:: PROBLEM STATEMENT ::
Please find each line in the listing below that contains the string "Encryption", matching case exactly, and copy those lines out in full.

:: EXCERPTED RECORDS ::
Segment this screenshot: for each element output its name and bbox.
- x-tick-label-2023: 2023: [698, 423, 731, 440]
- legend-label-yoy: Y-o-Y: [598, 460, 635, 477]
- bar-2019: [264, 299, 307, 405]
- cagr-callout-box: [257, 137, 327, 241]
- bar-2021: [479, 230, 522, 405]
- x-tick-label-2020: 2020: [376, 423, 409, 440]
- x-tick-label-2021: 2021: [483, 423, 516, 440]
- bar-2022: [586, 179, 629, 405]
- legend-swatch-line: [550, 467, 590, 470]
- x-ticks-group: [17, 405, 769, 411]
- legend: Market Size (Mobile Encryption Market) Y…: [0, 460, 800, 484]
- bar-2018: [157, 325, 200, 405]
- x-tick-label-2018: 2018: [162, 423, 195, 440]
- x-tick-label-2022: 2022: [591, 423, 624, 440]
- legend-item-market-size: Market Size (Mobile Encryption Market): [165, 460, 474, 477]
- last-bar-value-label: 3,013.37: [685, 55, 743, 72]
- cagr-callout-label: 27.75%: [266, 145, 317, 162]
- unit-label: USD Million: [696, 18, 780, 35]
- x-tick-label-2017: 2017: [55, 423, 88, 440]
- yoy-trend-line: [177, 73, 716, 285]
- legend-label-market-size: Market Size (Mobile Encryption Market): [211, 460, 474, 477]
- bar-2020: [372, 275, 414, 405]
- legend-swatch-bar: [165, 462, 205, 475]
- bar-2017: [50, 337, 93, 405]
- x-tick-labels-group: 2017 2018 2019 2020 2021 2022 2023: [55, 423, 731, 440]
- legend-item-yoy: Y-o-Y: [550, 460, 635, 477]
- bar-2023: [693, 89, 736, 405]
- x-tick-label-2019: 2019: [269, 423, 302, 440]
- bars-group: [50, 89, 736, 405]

:: EXERCISE OUTPUT ::
- legend: Market Size (Mobile Encryption Market) Y…: [0, 460, 800, 484]
- legend-item-market-size: Market Size (Mobile Encryption Market): [165, 460, 474, 477]
- legend-label-market-size: Market Size (Mobile Encryption Market): [211, 460, 474, 477]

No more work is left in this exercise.